* **What this task involves**
Give the material once more, word for word, without any images.

.....

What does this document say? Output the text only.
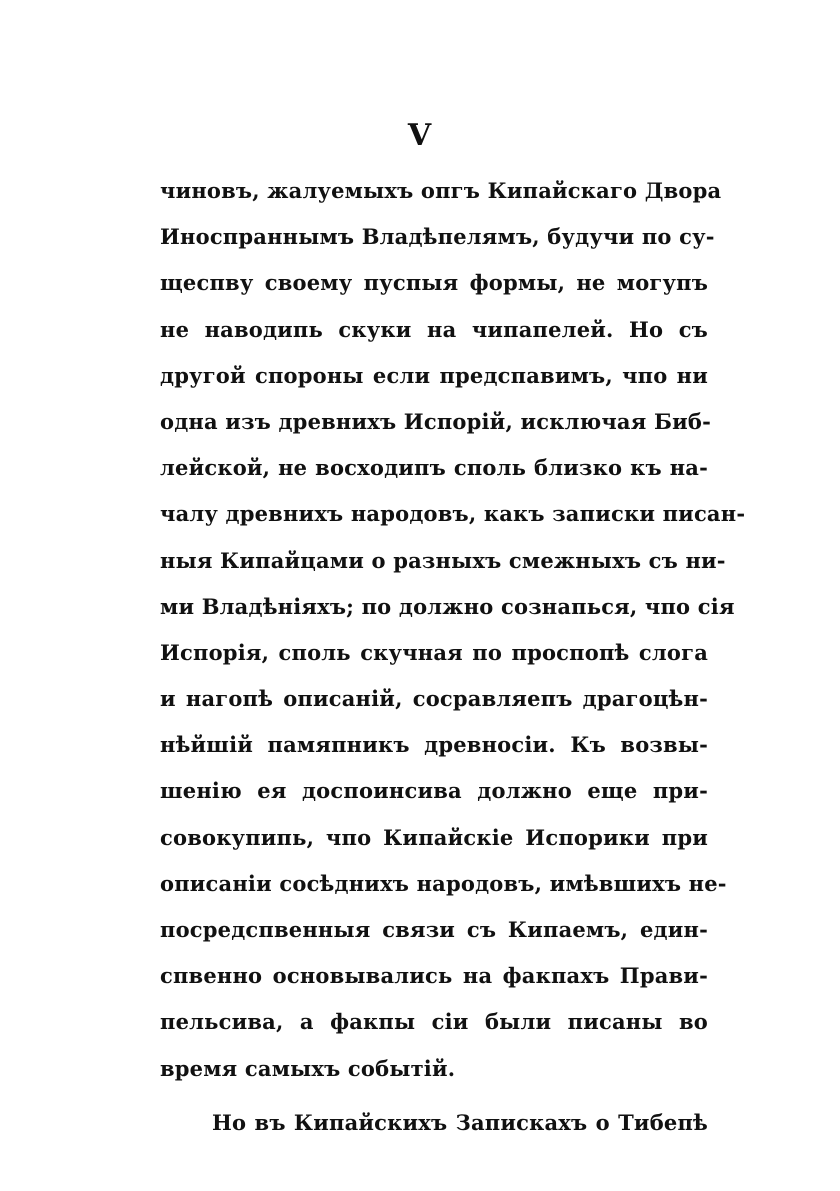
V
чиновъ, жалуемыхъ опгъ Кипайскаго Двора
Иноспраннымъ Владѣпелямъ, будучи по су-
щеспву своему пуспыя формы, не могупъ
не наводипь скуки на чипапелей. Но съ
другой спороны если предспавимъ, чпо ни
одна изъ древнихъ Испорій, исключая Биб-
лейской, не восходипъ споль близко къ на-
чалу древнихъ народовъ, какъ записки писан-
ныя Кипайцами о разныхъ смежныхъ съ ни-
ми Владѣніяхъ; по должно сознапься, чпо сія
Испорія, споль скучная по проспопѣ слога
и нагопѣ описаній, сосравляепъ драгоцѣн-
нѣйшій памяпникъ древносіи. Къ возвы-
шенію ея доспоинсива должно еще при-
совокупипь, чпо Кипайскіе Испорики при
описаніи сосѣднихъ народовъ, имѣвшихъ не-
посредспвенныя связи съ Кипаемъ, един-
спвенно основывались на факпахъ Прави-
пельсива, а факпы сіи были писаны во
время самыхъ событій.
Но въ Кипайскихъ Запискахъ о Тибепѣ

.....

* **The solution**
What does this document say? Output the text only.
V
чиновъ, жалуемыхъ опгъ Кипайскаго Двора
Иноспраннымъ Владѣпелямъ, будучи по су-
щеспву своему пуспыя формы, не могупъ
не наводипь скуки на чипапелей. Но съ
другой спороны если предспавимъ, чпо ни
одна изъ древнихъ Испорій, исключая Биб-
лейской, не восходипъ споль близко къ на-
чалу древнихъ народовъ, какъ записки писан-
ныя Кипайцами о разныхъ смежныхъ съ ни-
ми Владѣніяхъ; по должно сознапься, чпо сія
Испорія, споль скучная по проспопѣ слога
и нагопѣ описаній, сосравляепъ драгоцѣн-
нѣйшій памяпникъ древносіи. Къ возвы-
шенію ея доспоинсива должно еще при-
совокупипь, чпо Кипайскіе Испорики при
описаніи сосѣднихъ народовъ, имѣвшихъ не-
посредспвенныя связи съ Кипаемъ, един-
спвенно основывались на факпахъ Прави-
пельсива, а факпы сіи были писаны во
время самыхъ событій.
Но въ Кипайскихъ Запискахъ о Тибепѣ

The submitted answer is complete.